◆ INPUT MATERIAL ◆
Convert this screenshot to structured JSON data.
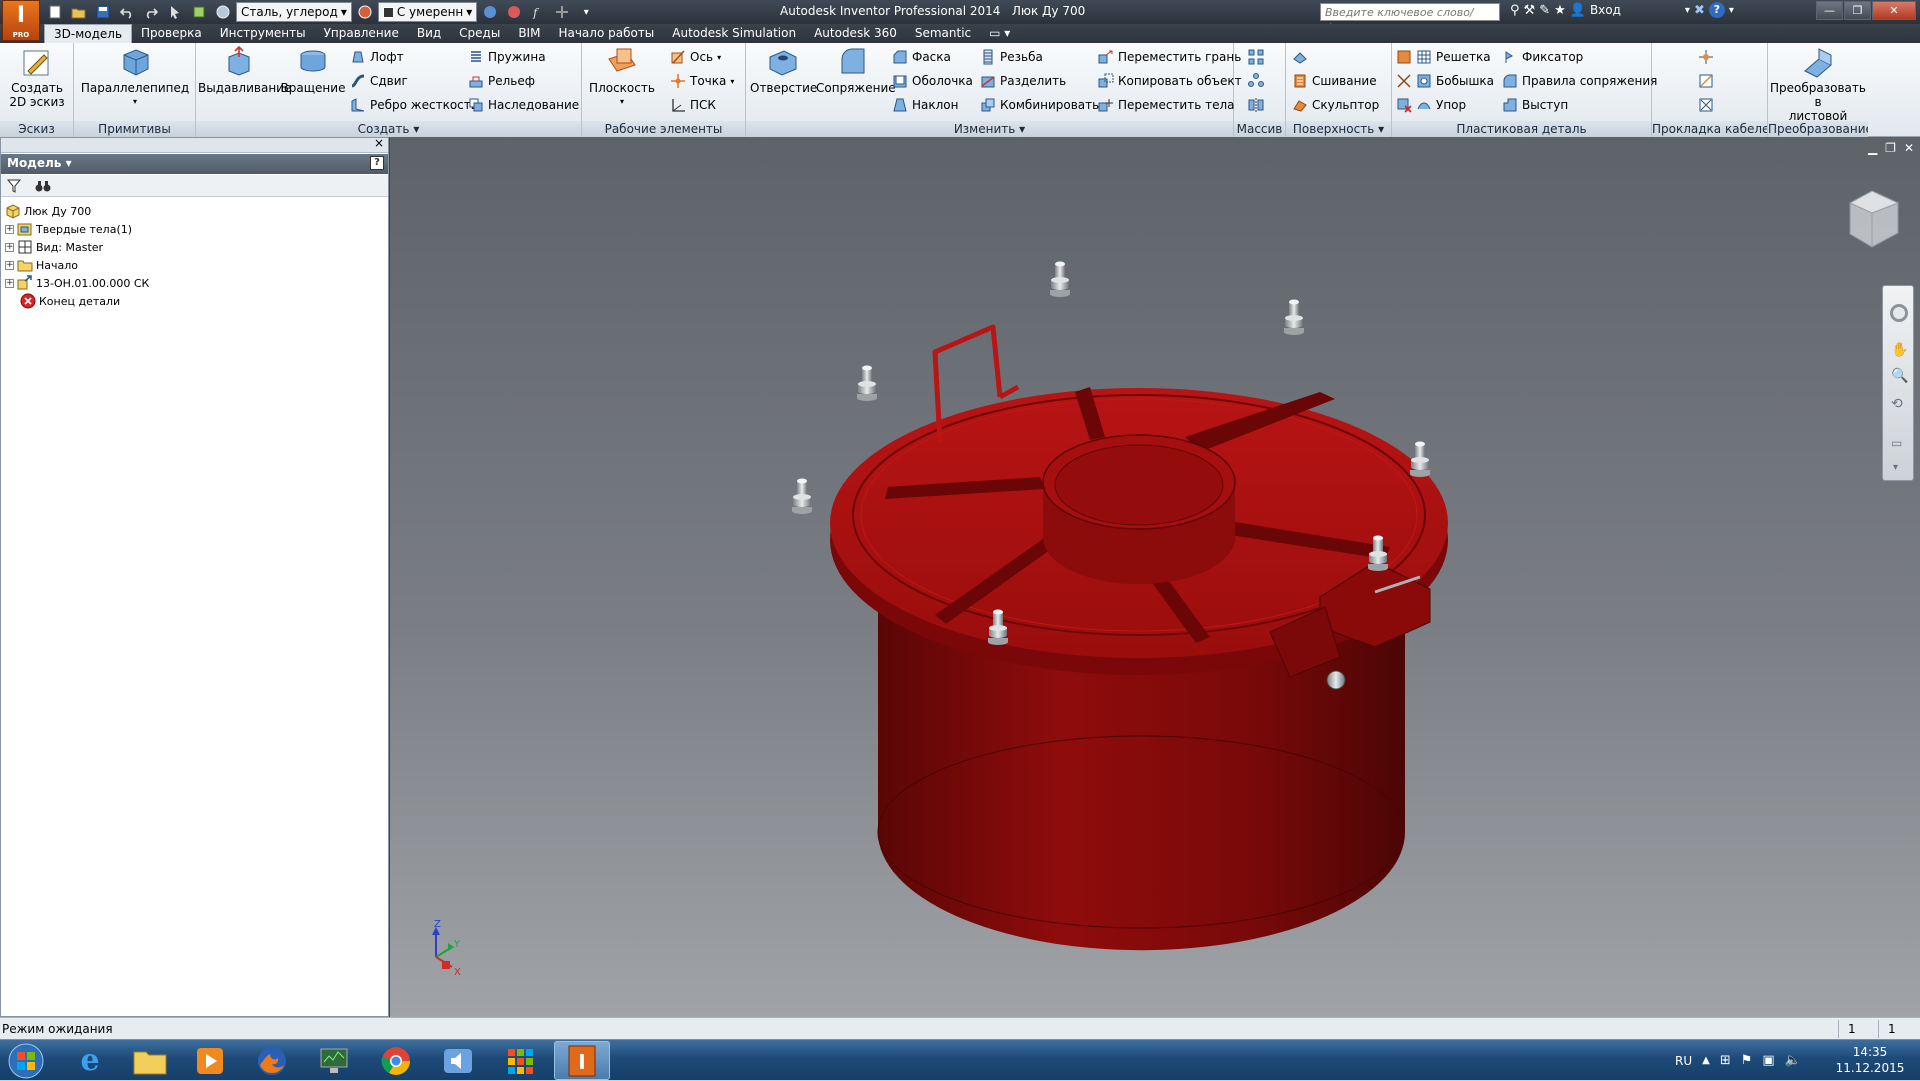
{
  "app": {
    "logo_letter": "I",
    "logo_sub": "PRO",
    "window_title": "Autodesk Inventor Professional 2014",
    "document_title": "Люк Ду 700",
    "search_placeholder": "Введите ключевое слово/фразу",
    "login_label": "Вход"
  },
  "qat": {
    "material": "Сталь, углерод",
    "appearance": "С умеренн"
  },
  "tabs": [
    {
      "label": "3D-модель",
      "active": true
    },
    {
      "label": "Проверка"
    },
    {
      "label": "Инструменты"
    },
    {
      "label": "Управление"
    },
    {
      "label": "Вид"
    },
    {
      "label": "Среды"
    },
    {
      "label": "BIM"
    },
    {
      "label": "Начало работы"
    },
    {
      "label": "Autodesk Simulation"
    },
    {
      "label": "Autodesk 360"
    },
    {
      "label": "Semantic"
    }
  ],
  "ribbon": {
    "sketch": {
      "label": "Эскиз",
      "create_sketch_1": "Создать",
      "create_sketch_2": "2D эскиз"
    },
    "primitives": {
      "label": "Примитивы",
      "box": "Параллелепипед"
    },
    "create": {
      "label": "Создать",
      "extrude": "Выдавливание",
      "revolve": "Вращение",
      "loft": "Лофт",
      "sweep": "Сдвиг",
      "rib": "Ребро жесткости",
      "coil": "Пружина",
      "emboss": "Рельеф",
      "derive": "Наследование"
    },
    "work": {
      "label": "Рабочие элементы",
      "plane": "Плоскость",
      "axis": "Ось",
      "point": "Точка",
      "ucs": "ПСК"
    },
    "modify": {
      "label": "Изменить",
      "hole": "Отверстие",
      "fillet": "Сопряжение",
      "chamfer": "Фаска",
      "shell": "Оболочка",
      "draft": "Наклон",
      "thread": "Резьба",
      "split": "Разделить",
      "combine": "Комбинировать",
      "move_face": "Переместить грань",
      "copy_object": "Копировать объект",
      "move_bodies": "Переместить тела"
    },
    "pattern": {
      "label": "Массив"
    },
    "surface": {
      "label": "Поверхность",
      "stitch": "Сшивание",
      "sculpt": "Скульптор"
    },
    "plastic": {
      "label": "Пластиковая деталь",
      "grill": "Решетка",
      "boss": "Бобышка",
      "rest": "Упор",
      "snap_fit": "Фиксатор",
      "rule_fillet": "Правила сопряжения",
      "lip": "Выступ"
    },
    "harness": {
      "label": "Прокладка кабелей"
    },
    "convert": {
      "label": "Преобразование",
      "sheet_1": "Преобразовать в",
      "sheet_2": "листовой металл"
    }
  },
  "browser": {
    "header": "Модель",
    "tree": [
      {
        "label": "Люк Ду 700",
        "level": 0,
        "expander": false,
        "icon": "part-icon"
      },
      {
        "label": "Твердые тела(1)",
        "level": 1,
        "expander": true,
        "icon": "solid-bodies-icon"
      },
      {
        "label": "Вид: Master",
        "level": 1,
        "expander": true,
        "icon": "view-icon"
      },
      {
        "label": "Начало",
        "level": 1,
        "expander": true,
        "icon": "folder-icon"
      },
      {
        "label": "13-ОН.01.00.000 СК",
        "level": 1,
        "expander": true,
        "icon": "derived-part-icon"
      },
      {
        "label": "Конец детали",
        "level": 1,
        "expander": false,
        "icon": "end-of-part-icon"
      }
    ]
  },
  "triad": {
    "x": "X",
    "y": "Y",
    "z": "Z"
  },
  "status": {
    "text": "Режим ожидания",
    "count_1": "1",
    "count_2": "1"
  },
  "taskbar": {
    "lang": "RU",
    "time": "14:35",
    "date": "11.12.2015"
  },
  "colors": {
    "model_red": "#a30c0c",
    "ribbon_bg": "#e9eef3",
    "viewport_top": "#5e6369"
  }
}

◆ TASK TO CARRY OUT ◆
Which lines in the listing above hold the word "Создать"? Show each of them.

◆ REPLY TO THE EXERCISE ◆
      "create_sketch_1": "Создать",
      "label": "Создать",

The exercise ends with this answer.